▶ **Stated exercise**
Gather every line holding the string "this".

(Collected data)
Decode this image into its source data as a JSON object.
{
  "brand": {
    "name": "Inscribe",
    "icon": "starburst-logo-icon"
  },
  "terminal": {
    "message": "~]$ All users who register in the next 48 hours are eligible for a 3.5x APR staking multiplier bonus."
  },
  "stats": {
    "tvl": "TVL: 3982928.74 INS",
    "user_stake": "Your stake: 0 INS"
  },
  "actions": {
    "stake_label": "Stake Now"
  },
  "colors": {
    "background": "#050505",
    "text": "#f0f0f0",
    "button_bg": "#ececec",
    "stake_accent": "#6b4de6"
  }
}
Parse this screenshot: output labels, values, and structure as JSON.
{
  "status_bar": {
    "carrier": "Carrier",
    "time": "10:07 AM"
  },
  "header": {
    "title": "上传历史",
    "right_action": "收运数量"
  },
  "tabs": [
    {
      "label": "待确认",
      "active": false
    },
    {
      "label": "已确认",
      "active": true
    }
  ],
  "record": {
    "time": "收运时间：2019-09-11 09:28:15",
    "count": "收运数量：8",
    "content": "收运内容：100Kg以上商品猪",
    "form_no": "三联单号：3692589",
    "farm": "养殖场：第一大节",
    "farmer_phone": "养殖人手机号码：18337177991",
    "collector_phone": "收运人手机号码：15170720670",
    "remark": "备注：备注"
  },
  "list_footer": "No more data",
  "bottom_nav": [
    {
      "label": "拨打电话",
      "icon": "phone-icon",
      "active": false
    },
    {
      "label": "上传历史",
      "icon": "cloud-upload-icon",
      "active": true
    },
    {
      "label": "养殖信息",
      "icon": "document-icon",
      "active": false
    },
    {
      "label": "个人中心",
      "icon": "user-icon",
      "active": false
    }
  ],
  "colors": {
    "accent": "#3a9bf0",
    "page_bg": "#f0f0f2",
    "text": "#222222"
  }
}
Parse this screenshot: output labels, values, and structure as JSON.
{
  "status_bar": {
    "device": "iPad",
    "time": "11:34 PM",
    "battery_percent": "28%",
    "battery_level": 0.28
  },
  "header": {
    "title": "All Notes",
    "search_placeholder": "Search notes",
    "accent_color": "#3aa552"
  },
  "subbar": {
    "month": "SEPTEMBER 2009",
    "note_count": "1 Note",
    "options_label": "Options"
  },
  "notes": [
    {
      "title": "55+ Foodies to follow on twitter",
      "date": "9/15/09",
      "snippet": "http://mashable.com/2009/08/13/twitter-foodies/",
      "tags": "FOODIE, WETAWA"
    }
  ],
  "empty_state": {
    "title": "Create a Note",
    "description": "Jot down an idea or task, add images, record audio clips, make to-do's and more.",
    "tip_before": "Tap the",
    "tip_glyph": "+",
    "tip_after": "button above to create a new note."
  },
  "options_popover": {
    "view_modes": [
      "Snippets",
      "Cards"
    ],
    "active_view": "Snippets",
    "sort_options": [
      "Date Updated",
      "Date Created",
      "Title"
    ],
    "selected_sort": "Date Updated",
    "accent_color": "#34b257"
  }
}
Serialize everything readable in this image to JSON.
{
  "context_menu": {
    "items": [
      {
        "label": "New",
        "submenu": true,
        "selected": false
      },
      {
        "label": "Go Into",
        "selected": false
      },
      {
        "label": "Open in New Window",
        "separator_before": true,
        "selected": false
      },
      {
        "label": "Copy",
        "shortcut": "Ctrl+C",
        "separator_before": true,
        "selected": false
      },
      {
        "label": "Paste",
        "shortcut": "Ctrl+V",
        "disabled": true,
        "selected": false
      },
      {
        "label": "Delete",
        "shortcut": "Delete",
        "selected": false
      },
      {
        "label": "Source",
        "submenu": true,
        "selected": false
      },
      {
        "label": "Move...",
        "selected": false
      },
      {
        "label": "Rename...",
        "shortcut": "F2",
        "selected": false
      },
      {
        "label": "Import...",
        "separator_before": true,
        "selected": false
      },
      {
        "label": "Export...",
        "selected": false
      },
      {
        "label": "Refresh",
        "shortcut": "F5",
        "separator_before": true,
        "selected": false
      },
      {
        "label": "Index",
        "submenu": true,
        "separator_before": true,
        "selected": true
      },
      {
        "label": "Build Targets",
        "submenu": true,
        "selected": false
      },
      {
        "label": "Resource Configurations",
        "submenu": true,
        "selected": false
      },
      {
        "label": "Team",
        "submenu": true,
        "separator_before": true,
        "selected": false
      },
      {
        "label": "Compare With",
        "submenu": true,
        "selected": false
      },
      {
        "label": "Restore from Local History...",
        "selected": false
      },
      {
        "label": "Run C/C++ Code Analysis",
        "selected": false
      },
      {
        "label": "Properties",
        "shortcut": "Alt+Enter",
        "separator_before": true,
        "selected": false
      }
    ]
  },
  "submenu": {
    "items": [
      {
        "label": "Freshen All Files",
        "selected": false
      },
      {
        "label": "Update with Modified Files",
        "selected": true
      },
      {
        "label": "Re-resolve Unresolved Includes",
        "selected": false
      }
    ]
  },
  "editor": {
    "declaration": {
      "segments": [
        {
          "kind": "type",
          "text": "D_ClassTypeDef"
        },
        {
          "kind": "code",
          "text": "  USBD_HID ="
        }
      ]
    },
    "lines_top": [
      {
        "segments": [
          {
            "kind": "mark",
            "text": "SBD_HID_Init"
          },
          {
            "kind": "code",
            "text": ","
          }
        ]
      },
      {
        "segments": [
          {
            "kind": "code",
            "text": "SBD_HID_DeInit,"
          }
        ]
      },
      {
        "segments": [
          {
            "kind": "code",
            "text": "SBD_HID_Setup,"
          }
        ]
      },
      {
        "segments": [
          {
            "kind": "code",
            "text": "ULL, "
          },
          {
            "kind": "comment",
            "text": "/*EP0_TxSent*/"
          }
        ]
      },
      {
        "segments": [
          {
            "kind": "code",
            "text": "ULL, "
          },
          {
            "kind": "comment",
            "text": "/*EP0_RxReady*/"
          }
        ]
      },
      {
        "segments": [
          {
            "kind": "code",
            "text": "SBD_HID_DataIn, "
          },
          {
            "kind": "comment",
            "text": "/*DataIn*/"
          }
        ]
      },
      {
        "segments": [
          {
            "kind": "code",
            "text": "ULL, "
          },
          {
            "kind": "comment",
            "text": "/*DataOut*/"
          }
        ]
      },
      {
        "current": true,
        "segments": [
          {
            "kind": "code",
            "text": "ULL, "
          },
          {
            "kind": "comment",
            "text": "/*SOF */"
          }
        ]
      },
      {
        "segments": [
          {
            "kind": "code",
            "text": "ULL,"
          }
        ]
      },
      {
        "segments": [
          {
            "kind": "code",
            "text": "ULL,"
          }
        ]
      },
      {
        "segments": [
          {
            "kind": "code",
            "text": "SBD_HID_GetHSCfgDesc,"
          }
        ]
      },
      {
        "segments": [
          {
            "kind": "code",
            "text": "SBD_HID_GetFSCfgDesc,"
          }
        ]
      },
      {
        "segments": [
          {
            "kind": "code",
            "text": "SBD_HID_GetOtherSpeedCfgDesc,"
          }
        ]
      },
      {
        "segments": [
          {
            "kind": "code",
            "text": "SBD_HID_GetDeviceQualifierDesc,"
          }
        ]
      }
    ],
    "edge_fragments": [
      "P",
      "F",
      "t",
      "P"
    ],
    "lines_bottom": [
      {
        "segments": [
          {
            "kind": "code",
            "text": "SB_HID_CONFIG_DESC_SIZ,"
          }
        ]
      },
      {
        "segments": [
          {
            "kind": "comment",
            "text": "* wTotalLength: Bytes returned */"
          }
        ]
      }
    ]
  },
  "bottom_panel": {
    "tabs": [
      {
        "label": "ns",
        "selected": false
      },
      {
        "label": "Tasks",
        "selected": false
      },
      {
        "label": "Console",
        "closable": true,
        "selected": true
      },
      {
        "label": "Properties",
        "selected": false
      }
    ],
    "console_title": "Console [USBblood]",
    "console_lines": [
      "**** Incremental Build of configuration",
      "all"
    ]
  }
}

▶ **Final answer**
Decode this image into its source data as a JSON object.
Parse this screenshot: output labels, values, and structure as JSON.
Parse this screenshot: output labels, values, and structure as JSON.
Serialize everything readable in this image to JSON.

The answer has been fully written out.